## Entries taken from a collection:
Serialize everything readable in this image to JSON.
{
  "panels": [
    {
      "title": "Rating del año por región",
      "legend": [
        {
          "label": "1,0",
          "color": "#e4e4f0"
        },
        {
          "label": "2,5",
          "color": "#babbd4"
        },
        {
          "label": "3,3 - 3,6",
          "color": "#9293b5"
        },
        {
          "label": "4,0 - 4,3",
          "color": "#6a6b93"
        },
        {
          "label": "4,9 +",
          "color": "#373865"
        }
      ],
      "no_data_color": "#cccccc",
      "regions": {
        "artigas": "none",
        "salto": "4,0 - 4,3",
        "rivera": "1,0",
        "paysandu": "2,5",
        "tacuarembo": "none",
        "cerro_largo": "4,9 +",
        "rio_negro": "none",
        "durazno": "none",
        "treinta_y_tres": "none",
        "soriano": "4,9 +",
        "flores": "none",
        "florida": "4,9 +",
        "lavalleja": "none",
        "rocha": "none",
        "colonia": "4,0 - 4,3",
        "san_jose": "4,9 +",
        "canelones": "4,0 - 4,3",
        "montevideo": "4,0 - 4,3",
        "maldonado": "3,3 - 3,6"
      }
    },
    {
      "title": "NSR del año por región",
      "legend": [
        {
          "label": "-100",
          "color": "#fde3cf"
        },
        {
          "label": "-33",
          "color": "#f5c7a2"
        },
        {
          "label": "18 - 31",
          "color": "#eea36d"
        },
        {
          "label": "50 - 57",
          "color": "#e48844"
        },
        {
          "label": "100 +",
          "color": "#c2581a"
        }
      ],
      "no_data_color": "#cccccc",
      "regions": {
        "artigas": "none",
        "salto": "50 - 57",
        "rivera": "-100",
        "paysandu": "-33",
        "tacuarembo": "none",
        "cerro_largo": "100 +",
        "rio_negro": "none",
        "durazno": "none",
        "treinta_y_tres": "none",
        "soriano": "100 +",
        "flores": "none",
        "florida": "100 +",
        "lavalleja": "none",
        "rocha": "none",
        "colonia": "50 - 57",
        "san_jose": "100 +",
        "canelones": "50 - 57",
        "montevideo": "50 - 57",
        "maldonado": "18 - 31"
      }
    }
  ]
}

## THE EXERCISE:
Every line that holds the word "title" should be extracted.

## TASK SOLUTION:
      "title": "Rating del año por región",
      "title": "NSR del año por región",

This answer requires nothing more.